━━ Available records ━━

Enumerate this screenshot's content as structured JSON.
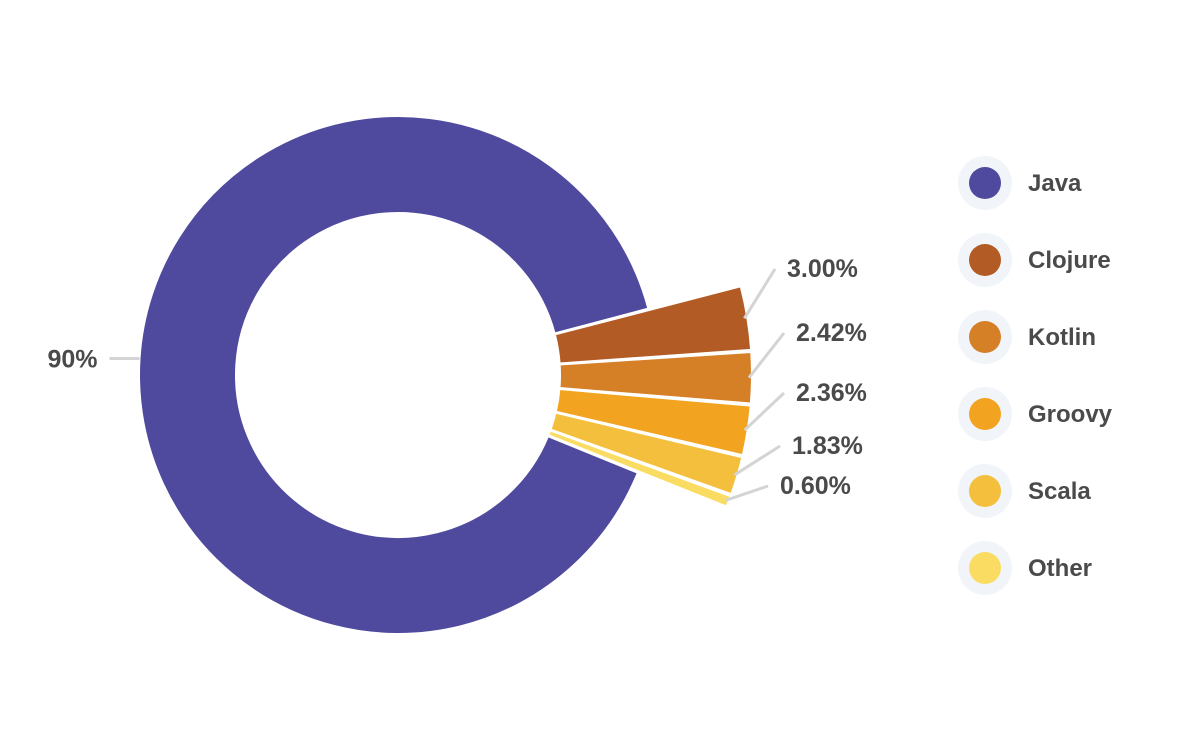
{
  "chart_data": {
    "type": "pie",
    "variant": "donut-with-exploded-small-slices",
    "legend_position": "right",
    "slices": [
      {
        "name": "Java",
        "value": 90,
        "label": "90%",
        "color": "#4F4A9E"
      },
      {
        "name": "Clojure",
        "value": 3.0,
        "label": "3.00%",
        "color": "#B35B24"
      },
      {
        "name": "Kotlin",
        "value": 2.42,
        "label": "2.42%",
        "color": "#D57F27"
      },
      {
        "name": "Groovy",
        "value": 2.36,
        "label": "2.36%",
        "color": "#F2A320"
      },
      {
        "name": "Scala",
        "value": 1.83,
        "label": "1.83%",
        "color": "#F4BF3C"
      },
      {
        "name": "Other",
        "value": 0.6,
        "label": "0.60%",
        "color": "#FADC63"
      }
    ]
  }
}
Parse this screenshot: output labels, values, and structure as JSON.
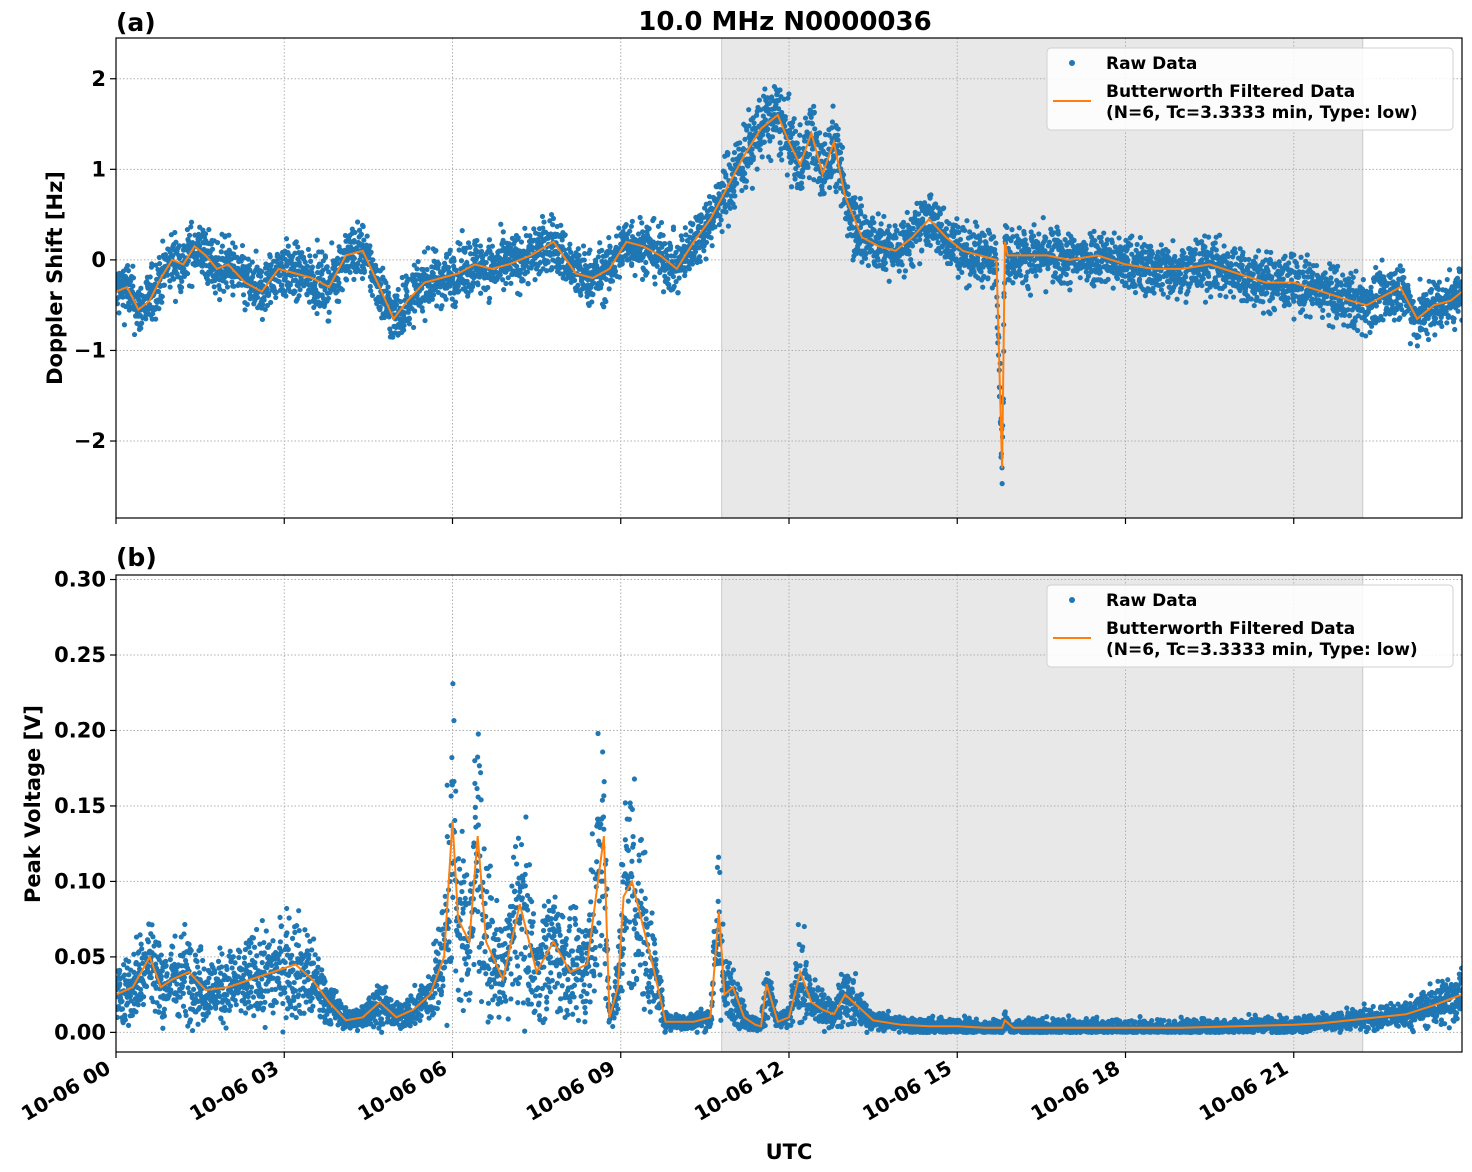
{
  "figure": {
    "title": "10.0 MHz N0000036",
    "xlabel": "UTC",
    "shade_color": "#e8e8e8",
    "raw_color": "#1f77b4",
    "filtered_color": "#ff7f0e",
    "grid": true
  },
  "chart_data": [
    {
      "type": "scatter",
      "panel_label": "(a)",
      "ylabel": "Doppler Shift [Hz]",
      "xlim": [
        0,
        24
      ],
      "ylim": [
        -2.85,
        2.45
      ],
      "yticks": [
        -2,
        -1,
        0,
        1,
        2
      ],
      "ytick_labels": [
        "−2",
        "−1",
        "0",
        "1",
        "2"
      ],
      "xticks": [
        0,
        3,
        6,
        9,
        12,
        15,
        18,
        21
      ],
      "xtick_labels": [],
      "shaded_interval_hours": [
        10.8,
        22.23
      ],
      "legend": {
        "placement": "top-right",
        "entries": [
          "Raw Data",
          "Butterworth Filtered Data",
          "(N=6, Tc=3.3333 min, Type: low)"
        ]
      },
      "series": [
        {
          "name": "Raw Data",
          "kind": "scatter"
        },
        {
          "name": "Butterworth Filtered Data",
          "kind": "line",
          "x": [
            0,
            0.2,
            0.4,
            0.6,
            0.8,
            1.0,
            1.2,
            1.4,
            1.6,
            1.8,
            2.0,
            2.3,
            2.6,
            2.9,
            3.2,
            3.5,
            3.8,
            4.1,
            4.4,
            4.7,
            4.95,
            5.2,
            5.5,
            5.8,
            6.1,
            6.4,
            6.7,
            7.0,
            7.4,
            7.8,
            8.2,
            8.5,
            8.8,
            9.1,
            9.4,
            9.7,
            10.0,
            10.3,
            10.6,
            10.9,
            11.2,
            11.5,
            11.8,
            12.0,
            12.2,
            12.4,
            12.6,
            12.8,
            13.0,
            13.3,
            13.6,
            13.9,
            14.2,
            14.5,
            14.8,
            15.1,
            15.4,
            15.7,
            15.8,
            15.85,
            15.9,
            16.2,
            16.6,
            17.0,
            17.5,
            18.0,
            18.5,
            19.0,
            19.5,
            20.0,
            20.5,
            21.0,
            21.5,
            22.0,
            22.3,
            22.6,
            22.9,
            23.2,
            23.5,
            23.8,
            24.0
          ],
          "y": [
            -0.35,
            -0.3,
            -0.55,
            -0.45,
            -0.2,
            0.0,
            -0.05,
            0.15,
            0.05,
            -0.1,
            -0.05,
            -0.25,
            -0.35,
            -0.1,
            -0.15,
            -0.2,
            -0.3,
            0.05,
            0.1,
            -0.3,
            -0.65,
            -0.45,
            -0.25,
            -0.2,
            -0.15,
            -0.05,
            -0.1,
            -0.05,
            0.05,
            0.2,
            -0.15,
            -0.2,
            -0.1,
            0.2,
            0.15,
            0.05,
            -0.1,
            0.2,
            0.45,
            0.8,
            1.15,
            1.45,
            1.6,
            1.3,
            1.05,
            1.4,
            0.95,
            1.3,
            0.7,
            0.25,
            0.15,
            0.1,
            0.25,
            0.45,
            0.25,
            0.1,
            0.05,
            0.0,
            -2.3,
            0.2,
            0.05,
            0.05,
            0.05,
            0.0,
            0.05,
            -0.05,
            -0.1,
            -0.1,
            -0.05,
            -0.15,
            -0.25,
            -0.25,
            -0.35,
            -0.45,
            -0.5,
            -0.4,
            -0.3,
            -0.65,
            -0.5,
            -0.45,
            -0.35
          ]
        }
      ]
    },
    {
      "type": "scatter",
      "panel_label": "(b)",
      "ylabel": "Peak Voltage [V]",
      "xlim": [
        0,
        24
      ],
      "ylim": [
        -0.013,
        0.303
      ],
      "yticks": [
        0.0,
        0.05,
        0.1,
        0.15,
        0.2,
        0.25,
        0.3
      ],
      "ytick_labels": [
        "0.00",
        "0.05",
        "0.10",
        "0.15",
        "0.20",
        "0.25",
        "0.30"
      ],
      "xticks": [
        0,
        3,
        6,
        9,
        12,
        15,
        18,
        21
      ],
      "xtick_labels": [
        "10-06 00",
        "10-06 03",
        "10-06 06",
        "10-06 09",
        "10-06 12",
        "10-06 15",
        "10-06 18",
        "10-06 21"
      ],
      "shaded_interval_hours": [
        10.8,
        22.23
      ],
      "legend": {
        "placement": "top-right",
        "entries": [
          "Raw Data",
          "Butterworth Filtered Data",
          "(N=6, Tc=3.3333 min, Type: low)"
        ]
      },
      "series": [
        {
          "name": "Raw Data",
          "kind": "scatter"
        },
        {
          "name": "Butterworth Filtered Data",
          "kind": "line",
          "x": [
            0,
            0.3,
            0.6,
            0.8,
            1.0,
            1.3,
            1.6,
            2.0,
            2.4,
            2.8,
            3.2,
            3.5,
            3.8,
            4.1,
            4.4,
            4.7,
            5.0,
            5.3,
            5.6,
            5.85,
            6.0,
            6.1,
            6.3,
            6.45,
            6.6,
            6.9,
            7.2,
            7.5,
            7.8,
            8.1,
            8.4,
            8.7,
            8.8,
            8.95,
            9.05,
            9.2,
            9.4,
            9.6,
            9.8,
            10.0,
            10.3,
            10.6,
            10.75,
            10.85,
            11.0,
            11.2,
            11.4,
            11.5,
            11.6,
            11.8,
            12.0,
            12.2,
            12.4,
            12.6,
            12.8,
            13.0,
            13.5,
            14.0,
            14.5,
            15.0,
            15.5,
            15.8,
            15.85,
            16.0,
            17.0,
            18.0,
            19.0,
            20.0,
            21.0,
            21.5,
            22.0,
            22.5,
            23.0,
            23.5,
            24.0
          ],
          "y": [
            0.025,
            0.03,
            0.05,
            0.03,
            0.035,
            0.04,
            0.028,
            0.03,
            0.035,
            0.04,
            0.045,
            0.035,
            0.02,
            0.008,
            0.01,
            0.02,
            0.01,
            0.015,
            0.025,
            0.05,
            0.14,
            0.075,
            0.06,
            0.13,
            0.06,
            0.035,
            0.085,
            0.04,
            0.06,
            0.04,
            0.045,
            0.13,
            0.01,
            0.03,
            0.09,
            0.1,
            0.07,
            0.04,
            0.007,
            0.007,
            0.007,
            0.01,
            0.08,
            0.025,
            0.03,
            0.01,
            0.005,
            0.004,
            0.032,
            0.007,
            0.01,
            0.04,
            0.02,
            0.015,
            0.012,
            0.025,
            0.008,
            0.005,
            0.004,
            0.004,
            0.003,
            0.003,
            0.008,
            0.003,
            0.003,
            0.003,
            0.003,
            0.004,
            0.005,
            0.006,
            0.008,
            0.01,
            0.012,
            0.018,
            0.025
          ]
        }
      ]
    }
  ]
}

━━━

__What to produce__. Repeat all of the data above word for word, minus the pictures.

__Answer to this problem__.
Enumerate this screenshot's content as structured JSON.
{
  "chart_data": {
    "type": "pie",
    "variant": "donut-with-exploded-small-slices",
    "legend_position": "right",
    "slices": [
      {
        "name": "Java",
        "value": 90,
        "label": "90%",
        "color": "#4F4A9E"
      },
      {
        "name": "Clojure",
        "value": 3.0,
        "label": "3.00%",
        "color": "#B35B24"
      },
      {
        "name": "Kotlin",
        "value": 2.42,
        "label": "2.42%",
        "color": "#D57F27"
      },
      {
        "name": "Groovy",
        "value": 2.36,
        "label": "2.36%",
        "color": "#F2A320"
      },
      {
        "name": "Scala",
        "value": 1.83,
        "label": "1.83%",
        "color": "#F4BF3C"
      },
      {
        "name": "Other",
        "value": 0.6,
        "label": "0.60%",
        "color": "#FADC63"
      }
    ]
  }
}
Parse this screenshot: output labels, values, and structure as JSON.
{
  "figure": {
    "title": "10.0 MHz N0000036",
    "xlabel": "UTC",
    "shade_color": "#e8e8e8",
    "raw_color": "#1f77b4",
    "filtered_color": "#ff7f0e",
    "grid": true
  },
  "chart_data": [
    {
      "type": "scatter",
      "panel_label": "(a)",
      "ylabel": "Doppler Shift [Hz]",
      "xlim": [
        0,
        24
      ],
      "ylim": [
        -2.85,
        2.45
      ],
      "yticks": [
        -2,
        -1,
        0,
        1,
        2
      ],
      "ytick_labels": [
        "−2",
        "−1",
        "0",
        "1",
        "2"
      ],
      "xticks": [
        0,
        3,
        6,
        9,
        12,
        15,
        18,
        21
      ],
      "xtick_labels": [],
      "shaded_interval_hours": [
        10.8,
        22.23
      ],
      "legend": {
        "placement": "top-right",
        "entries": [
          "Raw Data",
          "Butterworth Filtered Data",
          "(N=6, Tc=3.3333 min, Type: low)"
        ]
      },
      "series": [
        {
          "name": "Raw Data",
          "kind": "scatter"
        },
        {
          "name": "Butterworth Filtered Data",
          "kind": "line",
          "x": [
            0,
            0.2,
            0.4,
            0.6,
            0.8,
            1.0,
            1.2,
            1.4,
            1.6,
            1.8,
            2.0,
            2.3,
            2.6,
            2.9,
            3.2,
            3.5,
            3.8,
            4.1,
            4.4,
            4.7,
            4.95,
            5.2,
            5.5,
            5.8,
            6.1,
            6.4,
            6.7,
            7.0,
            7.4,
            7.8,
            8.2,
            8.5,
            8.8,
            9.1,
            9.4,
            9.7,
            10.0,
            10.3,
            10.6,
            10.9,
            11.2,
            11.5,
            11.8,
            12.0,
            12.2,
            12.4,
            12.6,
            12.8,
            13.0,
            13.3,
            13.6,
            13.9,
            14.2,
            14.5,
            14.8,
            15.1,
            15.4,
            15.7,
            15.8,
            15.85,
            15.9,
            16.2,
            16.6,
            17.0,
            17.5,
            18.0,
            18.5,
            19.0,
            19.5,
            20.0,
            20.5,
            21.0,
            21.5,
            22.0,
            22.3,
            22.6,
            22.9,
            23.2,
            23.5,
            23.8,
            24.0
          ],
          "y": [
            -0.35,
            -0.3,
            -0.55,
            -0.45,
            -0.2,
            0.0,
            -0.05,
            0.15,
            0.05,
            -0.1,
            -0.05,
            -0.25,
            -0.35,
            -0.1,
            -0.15,
            -0.2,
            -0.3,
            0.05,
            0.1,
            -0.3,
            -0.65,
            -0.45,
            -0.25,
            -0.2,
            -0.15,
            -0.05,
            -0.1,
            -0.05,
            0.05,
            0.2,
            -0.15,
            -0.2,
            -0.1,
            0.2,
            0.15,
            0.05,
            -0.1,
            0.2,
            0.45,
            0.8,
            1.15,
            1.45,
            1.6,
            1.3,
            1.05,
            1.4,
            0.95,
            1.3,
            0.7,
            0.25,
            0.15,
            0.1,
            0.25,
            0.45,
            0.25,
            0.1,
            0.05,
            0.0,
            -2.3,
            0.2,
            0.05,
            0.05,
            0.05,
            0.0,
            0.05,
            -0.05,
            -0.1,
            -0.1,
            -0.05,
            -0.15,
            -0.25,
            -0.25,
            -0.35,
            -0.45,
            -0.5,
            -0.4,
            -0.3,
            -0.65,
            -0.5,
            -0.45,
            -0.35
          ]
        }
      ]
    },
    {
      "type": "scatter",
      "panel_label": "(b)",
      "ylabel": "Peak Voltage [V]",
      "xlim": [
        0,
        24
      ],
      "ylim": [
        -0.013,
        0.303
      ],
      "yticks": [
        0.0,
        0.05,
        0.1,
        0.15,
        0.2,
        0.25,
        0.3
      ],
      "ytick_labels": [
        "0.00",
        "0.05",
        "0.10",
        "0.15",
        "0.20",
        "0.25",
        "0.30"
      ],
      "xticks": [
        0,
        3,
        6,
        9,
        12,
        15,
        18,
        21
      ],
      "xtick_labels": [
        "10-06 00",
        "10-06 03",
        "10-06 06",
        "10-06 09",
        "10-06 12",
        "10-06 15",
        "10-06 18",
        "10-06 21"
      ],
      "shaded_interval_hours": [
        10.8,
        22.23
      ],
      "legend": {
        "placement": "top-right",
        "entries": [
          "Raw Data",
          "Butterworth Filtered Data",
          "(N=6, Tc=3.3333 min, Type: low)"
        ]
      },
      "series": [
        {
          "name": "Raw Data",
          "kind": "scatter"
        },
        {
          "name": "Butterworth Filtered Data",
          "kind": "line",
          "x": [
            0,
            0.3,
            0.6,
            0.8,
            1.0,
            1.3,
            1.6,
            2.0,
            2.4,
            2.8,
            3.2,
            3.5,
            3.8,
            4.1,
            4.4,
            4.7,
            5.0,
            5.3,
            5.6,
            5.85,
            6.0,
            6.1,
            6.3,
            6.45,
            6.6,
            6.9,
            7.2,
            7.5,
            7.8,
            8.1,
            8.4,
            8.7,
            8.8,
            8.95,
            9.05,
            9.2,
            9.4,
            9.6,
            9.8,
            10.0,
            10.3,
            10.6,
            10.75,
            10.85,
            11.0,
            11.2,
            11.4,
            11.5,
            11.6,
            11.8,
            12.0,
            12.2,
            12.4,
            12.6,
            12.8,
            13.0,
            13.5,
            14.0,
            14.5,
            15.0,
            15.5,
            15.8,
            15.85,
            16.0,
            17.0,
            18.0,
            19.0,
            20.0,
            21.0,
            21.5,
            22.0,
            22.5,
            23.0,
            23.5,
            24.0
          ],
          "y": [
            0.025,
            0.03,
            0.05,
            0.03,
            0.035,
            0.04,
            0.028,
            0.03,
            0.035,
            0.04,
            0.045,
            0.035,
            0.02,
            0.008,
            0.01,
            0.02,
            0.01,
            0.015,
            0.025,
            0.05,
            0.14,
            0.075,
            0.06,
            0.13,
            0.06,
            0.035,
            0.085,
            0.04,
            0.06,
            0.04,
            0.045,
            0.13,
            0.01,
            0.03,
            0.09,
            0.1,
            0.07,
            0.04,
            0.007,
            0.007,
            0.007,
            0.01,
            0.08,
            0.025,
            0.03,
            0.01,
            0.005,
            0.004,
            0.032,
            0.007,
            0.01,
            0.04,
            0.02,
            0.015,
            0.012,
            0.025,
            0.008,
            0.005,
            0.004,
            0.004,
            0.003,
            0.003,
            0.008,
            0.003,
            0.003,
            0.003,
            0.003,
            0.004,
            0.005,
            0.006,
            0.008,
            0.01,
            0.012,
            0.018,
            0.025
          ]
        }
      ]
    }
  ]
}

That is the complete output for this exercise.